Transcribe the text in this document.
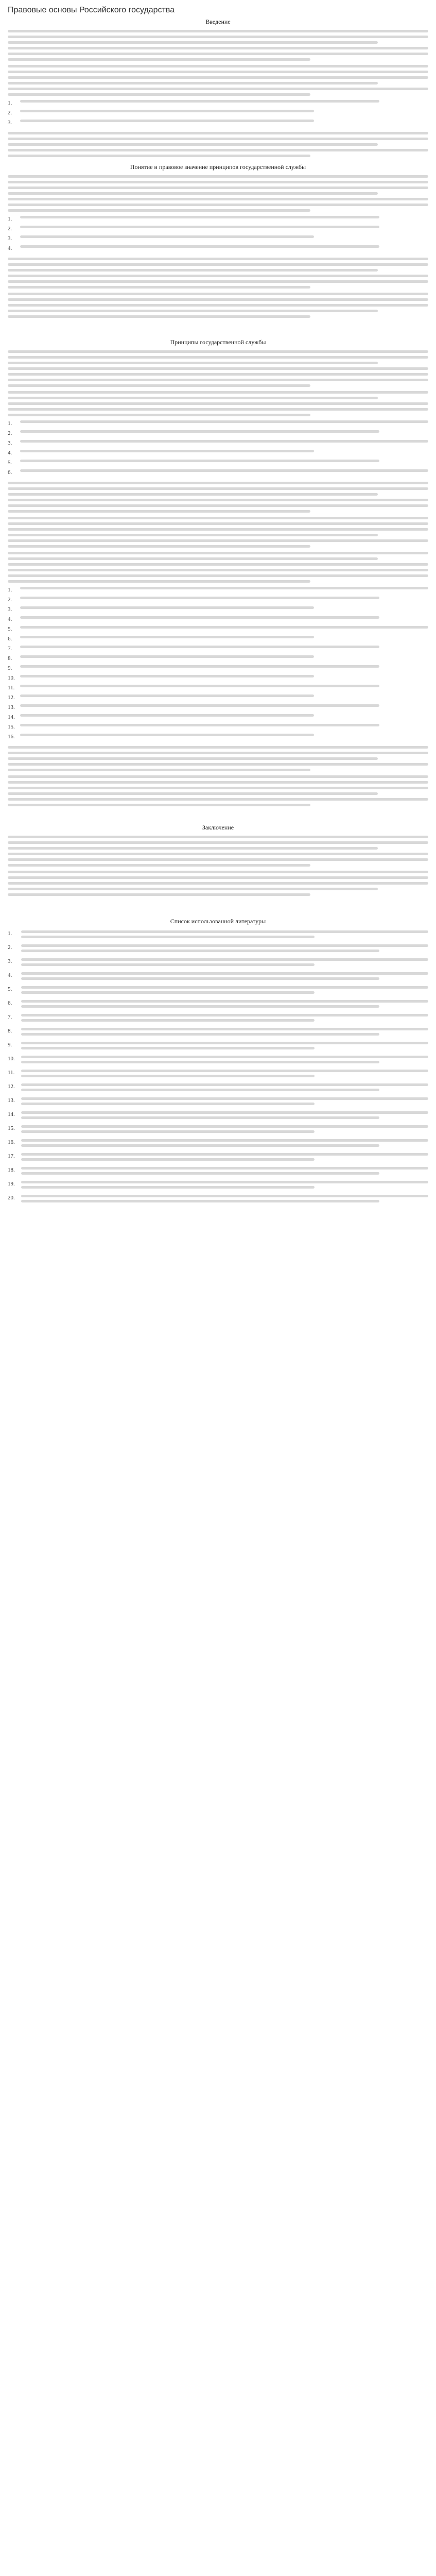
Правовые основы Российского государства
Введение
1.
2.
3.
Понятие и правовое значение принципов государственной службы
1.
2.
3.
4.
Принципы государственной службы
1.
2.
3.
4.
5.
6.
1.
2.
3.
4.
5.
6.
7.
8.
9.
10.
11.
12.
13.
14.
15.
16.
Заключение
Список использованной литературы
1.
2.
3.
4.
5.
6.
7.
8.
9.
10.
11.
12.
13.
14.
15.
16.
17.
18.
19.
20.
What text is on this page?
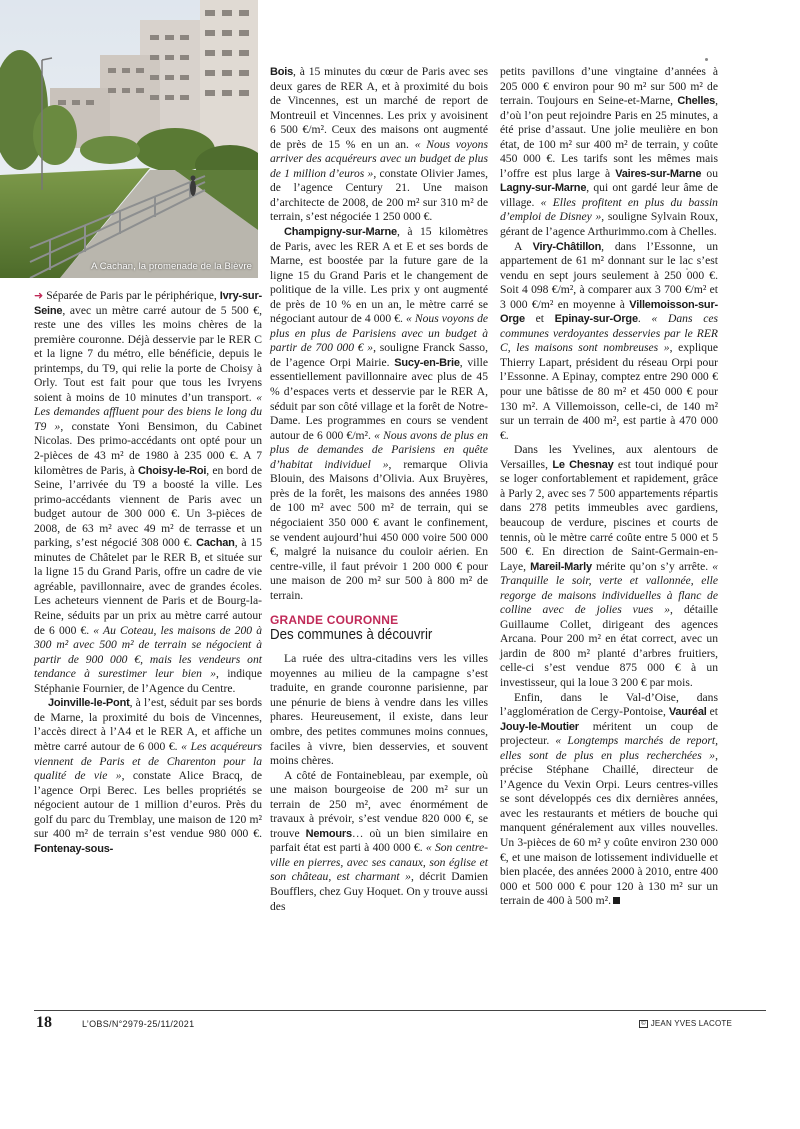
A Cachan, la promenade de la Bièvre

➜ Séparée de Paris par le périphérique, Ivry-sur-Seine, avec un mètre carré autour de 5 500 €, reste une des villes les moins chères de la première couronne. Déjà desservie par le RER C et la ligne 7 du métro, elle bénéficie, depuis le printemps, du T9, qui relie la porte de Choisy à Orly. Tout est fait pour que tous les Ivryens soient à moins de 10 minutes d’un transport. « Les demandes affluent pour des biens le long du T9 », constate Yoni Bensimon, du Cabinet Nicolas. Des primo-accédants ont opté pour un 2-pièces de 43 m² de 1980 à 235 000 €. A 7 kilomètres de Paris, à Choisy-le-Roi, en bord de Seine, l’arrivée du T9 a boosté la ville. Les primo-accédants viennent de Paris avec un budget autour de 300 000 €. Un 3-pièces de 2008, de 63 m² avec 49 m² de terrasse et un parking, s’est négocié 308 000 €. Cachan, à 15 minutes de Châtelet par le RER B, et située sur la ligne 15 du Grand Paris, offre un cadre de vie agréable, pavillonnaire, avec de grandes écoles. Les acheteurs viennent de Paris et de Bourg-la-Reine, séduits par un prix au mètre carré autour de 6 000 €. « Au Coteau, les maisons de 200 à 300 m² avec 500 m² de terrain se négocient à partir de 900 000 €, mais les vendeurs ont tendance à surestimer leur bien », indique Stéphanie Fournier, de l’Agence du Centre.

Joinville-le-Pont, à l’est, séduit par ses bords de Marne, la proximité du bois de Vincennes, l’accès direct à l’A4 et le RER A, et affiche un mètre carré autour de 6 000 €. « Les acquéreurs viennent de Paris et de Charenton pour la qualité de vie », constate Alice Bracq, de l’agence Orpi Berec. Les belles propriétés se négocient autour de 1 million d’euros. Près du golf du parc du Tremblay, une maison de 120 m² sur 400 m² de terrain s’est vendue 980 000 €. Fontenay-sous-

Bois, à 15 minutes du cœur de Paris avec ses deux gares de RER A, et à proximité du bois de Vincennes, est un marché de report de Montreuil et Vincennes. Les prix y avoisinent 6 500 €/m². Ceux des maisons ont augmenté de près de 15 % en un an. « Nous voyons arriver des acquéreurs avec un budget de plus de 1 million d’euros », constate Olivier James, de l’agence Century 21. Une maison d’architecte de 2008, de 200 m² sur 310 m² de terrain, s’est négociée 1 250 000 €.

Champigny-sur-Marne, à 15 kilomètres de Paris, avec les RER A et E et ses bords de Marne, est boostée par la future gare de la ligne 15 du Grand Paris et le changement de politique de la ville. Les prix y ont augmenté de près de 10 % en un an, le mètre carré se négociant autour de 4 000 €. « Nous voyons de plus en plus de Parisiens avec un budget à partir de 700 000 € », souligne Franck Sasso, de l’agence Orpi Mairie. Sucy-en-Brie, ville essentiellement pavillonnaire avec plus de 45 % d’espaces verts et desservie par le RER A, séduit par son côté village et la forêt de Notre-Dame. Les programmes en cours se vendent autour de 6 000 €/m². « Nous avons de plus en plus de demandes de Parisiens en quête d’habitat individuel », remarque Olivia Blouin, des Maisons d’Olivia. Aux Bruyères, près de la forêt, les maisons des années 1980 de 100 m² avec 500 m² de terrain, qui se négociaient 350 000 € avant le confinement, se vendent aujourd’hui 450 000 voire 500 000 €, malgré la nuisance du couloir aérien. En centre-ville, il faut prévoir 1 200 000 € pour une maison de 200 m² sur 500 à 800 m² de terrain.

GRANDE COURONNE
Des communes à découvrir

La ruée des ultra-citadins vers les villes moyennes au milieu de la campagne s’est traduite, en grande couronne parisienne, par une pénurie de biens à vendre dans les villes phares. Heureusement, il existe, dans leur ombre, des petites communes moins connues, faciles à vivre, bien desservies, et souvent moins chères.

A côté de Fontainebleau, par exemple, où une maison bourgeoise de 200 m² sur un terrain de 250 m², avec énormément de travaux à prévoir, s’est vendue 820 000 €, se trouve Nemours… où un bien similaire en parfait état est parti à 400 000 €. « Son centre-ville en pierres, avec ses canaux, son église et son château, est charmant », décrit Damien Boufflers, chez Guy Hoquet. On y trouve aussi des

petits pavillons d’une vingtaine d’années à 205 000 € environ pour 90 m² sur 500 m² de terrain. Toujours en Seine-et-Marne, Chelles, d’où l’on peut rejoindre Paris en 25 minutes, a été prise d’assaut. Une jolie meulière en bon état, de 100 m² sur 400 m² de terrain, y coûte 450 000 €. Les tarifs sont les mêmes mais l’offre est plus large à Vaires-sur-Marne ou Lagny-sur-Marne, qui ont gardé leur âme de village. « Elles profitent en plus du bassin d’emploi de Disney », souligne Sylvain Roux, gérant de l’agence Arthurimmo.com à Chelles.

A Viry-Châtillon, dans l’Essonne, un appartement de 61 m² donnant sur le lac s’est vendu en sept jours seulement à 250 000 €. Soit 4 098 €/m², à comparer aux 3 700 €/m² et 3 000 €/m² en moyenne à Villemoisson-sur-Orge et Epinay-sur-Orge. « Dans ces communes verdoyantes desservies par le RER C, les maisons sont nombreuses », explique Thierry Lapart, président du réseau Orpi pour l’Essonne. A Epinay, comptez entre 290 000 € pour une bâtisse de 80 m² et 450 000 € pour 130 m². A Villemoisson, celle-ci, de 140 m² sur un terrain de 400 m², est partie à 470 000 €.

Dans les Yvelines, aux alentours de Versailles, Le Chesnay est tout indiqué pour se loger confortablement et rapidement, grâce à Parly 2, avec ses 7 500 appartements répartis dans 278 petits immeubles avec gardiens, beaucoup de verdure, piscines et courts de tennis, où le mètre carré coûte entre 5 000 et 5 500 €. En direction de Saint-Germain-en-Laye, Mareil-Marly mérite qu’on s’y arrête. « Tranquille le soir, verte et vallonnée, elle regorge de maisons individuelles à flanc de colline avec de jolies vues », détaille Guillaume Collet, dirigeant des agences Arcana. Pour 200 m² en état correct, avec un jardin de 800 m² planté d’arbres fruitiers, celle-ci s’est vendue 875 000 € à un investisseur, qui la loue 3 200 € par mois.

Enfin, dans le Val-d’Oise, dans l’agglomération de Cergy-Pontoise, Vauréal et Jouy-le-Moutier méritent un coup de projecteur. « Longtemps marchés de report, elles sont de plus en plus recherchées », précise Stéphane Chaillé, directeur de l’Agence du Vexin Orpi. Leurs centres-villes se sont développés ces dix dernières années, avec les restaurants et métiers de bouche qui manquent généralement aux villes nouvelles. Un 3-pièces de 60 m² y coûte environ 230 000 €, et une maison de lotissement individuelle et bien placée, des années 2000 à 2010, entre 400 000 et 500 000 € pour 120 à 130 m² sur un terrain de 400 à 500 m².

18	L’OBS/N°2979-25/11/2021	© JEAN YVES LACOTE
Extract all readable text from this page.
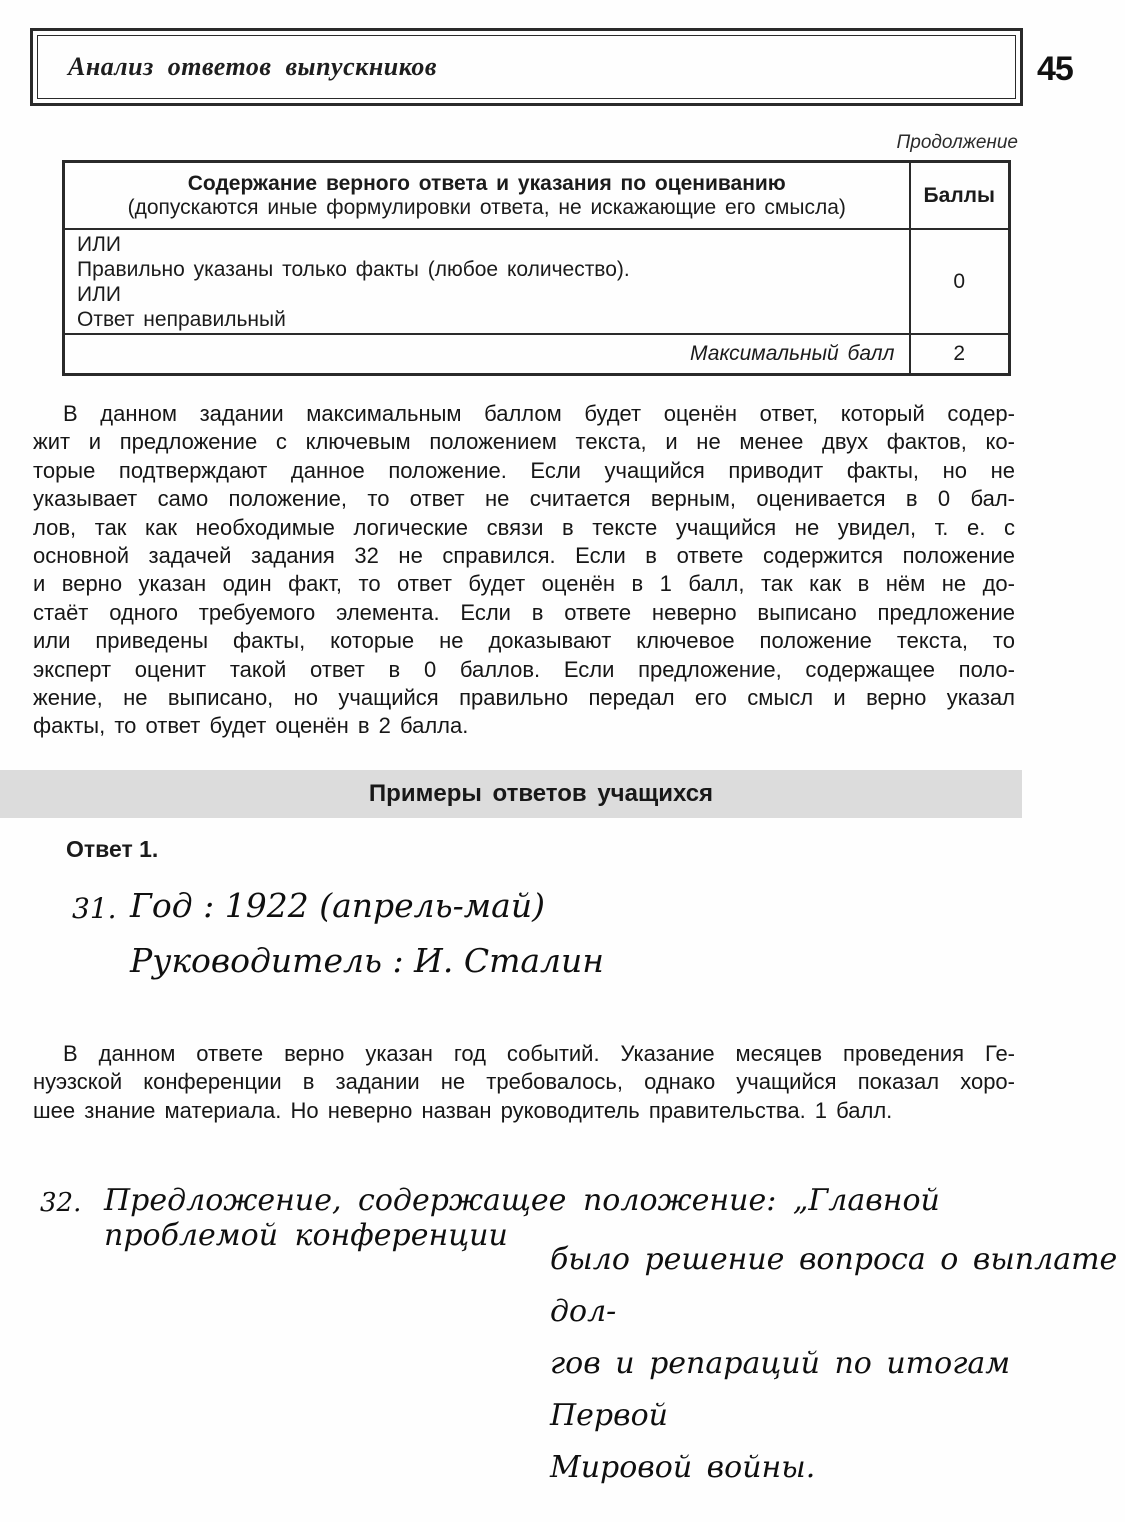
Анализ ответов выпускников	45
Продолжение
Содержание верного ответа и указания по оцениванию
(допускаются иные формулировки ответа, не искажающие его смысла)	Баллы

ИЛИ
Правильно указаны только факты (любое количество).
ИЛИ
Ответ неправильный	0
Максимальный балл	2
В данном задании максимальным баллом будет оценён ответ, который содер-
жит и предложение с ключевым положением текста, и не менее двух фактов, ко-
торые подтверждают данное положение. Если учащийся приводит факты, но не
указывает само положение, то ответ не считается верным, оценивается в 0 бал-
лов, так как необходимые логические связи в тексте учащийся не увидел, т. е. с
основной задачей задания 32 не справился. Если в ответе содержится положение
и верно указан один факт, то ответ будет оценён в 1 балл, так как в нём не до-
стаёт одного требуемого элемента. Если в ответе неверно выписано предложение
или приведены факты, которые не доказывают ключевое положение текста, то
эксперт оценит такой ответ в 0 баллов. Если предложение, содержащее поло-
жение, не выписано, но учащийся правильно передал его смысл и верно указал
факты, то ответ будет оценён в 2 балла.
Примеры ответов учащихся
Ответ 1.
31. Год : 1922 (апрель-май)
Руководитель : И. Сталин
В данном ответе верно указан год событий. Указание месяцев проведения Ге-
нуэзской конференции в задании не требовалось, однако учащийся показал хоро-
шее знание материала. Но неверно назван руководитель правительства. 1 балл.
32. Предложение, содержащее положение: „Главной проблемой конференции
было решение вопроса о выплате дол-
гов и репараций по итогам Первой
Мировой войны.
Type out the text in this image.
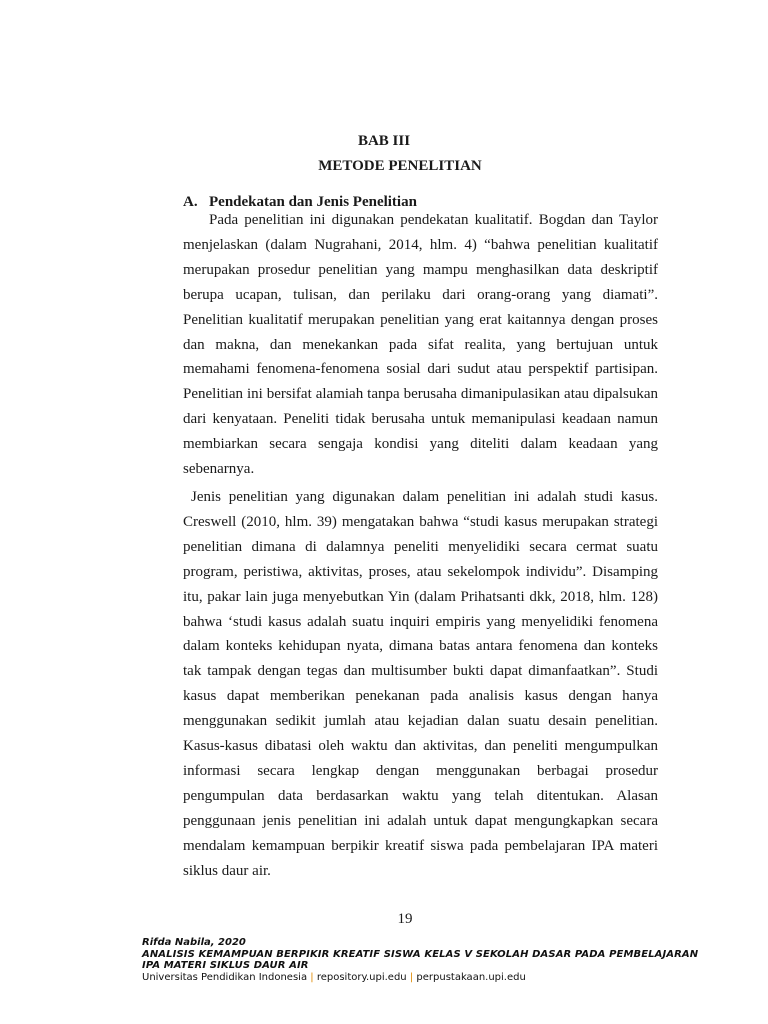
BAB III
METODE PENELITIAN
A. Pendekatan dan Jenis Penelitian

Pada penelitian ini digunakan pendekatan kualitatif. Bogdan dan Taylor menjelaskan (dalam Nugrahani, 2014, hlm. 4) “bahwa penelitian kualitatif merupakan prosedur penelitian yang mampu menghasilkan data deskriptif berupa ucapan, tulisan, dan perilaku dari orang-orang yang diamati”. Penelitian kualitatif merupakan penelitian yang erat kaitannya dengan proses dan makna, dan menekankan pada sifat realita, yang bertujuan untuk memahami fenomena-fenomena sosial dari sudut atau perspektif partisipan. Penelitian ini bersifat alamiah tanpa berusaha dimanipulasikan atau dipalsukan dari kenyataan. Peneliti tidak berusaha untuk memanipulasi keadaan namun membiarkan secara sengaja kondisi yang diteliti dalam keadaan yang sebenarnya.

Jenis penelitian yang digunakan dalam penelitian ini adalah studi kasus. Creswell (2010, hlm. 39) mengatakan bahwa “studi kasus merupakan strategi penelitian dimana di dalamnya peneliti menyelidiki secara cermat suatu program, peristiwa, aktivitas, proses, atau sekelompok individu”. Disamping itu, pakar lain juga menyebutkan Yin (dalam Prihatsanti dkk, 2018, hlm. 128) bahwa ‘studi kasus adalah suatu inquiri empiris yang menyelidiki fenomena dalam konteks kehidupan nyata, dimana batas antara fenomena dan konteks tak tampak dengan tegas dan multisumber bukti dapat dimanfaatkan”. Studi kasus dapat memberikan penekanan pada analisis kasus dengan hanya menggunakan sedikit jumlah atau kejadian dalan suatu desain penelitian. Kasus-kasus dibatasi oleh waktu dan aktivitas, dan peneliti mengumpulkan informasi secara lengkap dengan menggunakan berbagai prosedur pengumpulan data berdasarkan waktu yang telah ditentukan. Alasan penggunaan jenis penelitian ini adalah untuk dapat mengungkapkan secara mendalam kemampuan berpikir kreatif siswa pada pembelajaran IPA materi siklus daur air.

19
Rifda Nabila, 2020
ANALISIS KEMAMPUAN BERPIKIR KREATIF SISWA KELAS V SEKOLAH DASAR PADA PEMBELAJARAN
IPA MATERI SIKLUS DAUR AIR
Universitas Pendidikan Indonesia | repository.upi.edu | perpustakaan.upi.edu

+===+

Goal ▸ Give only the number of lines in the preceding material that contain the string "будет".

Result of the task ▸ 3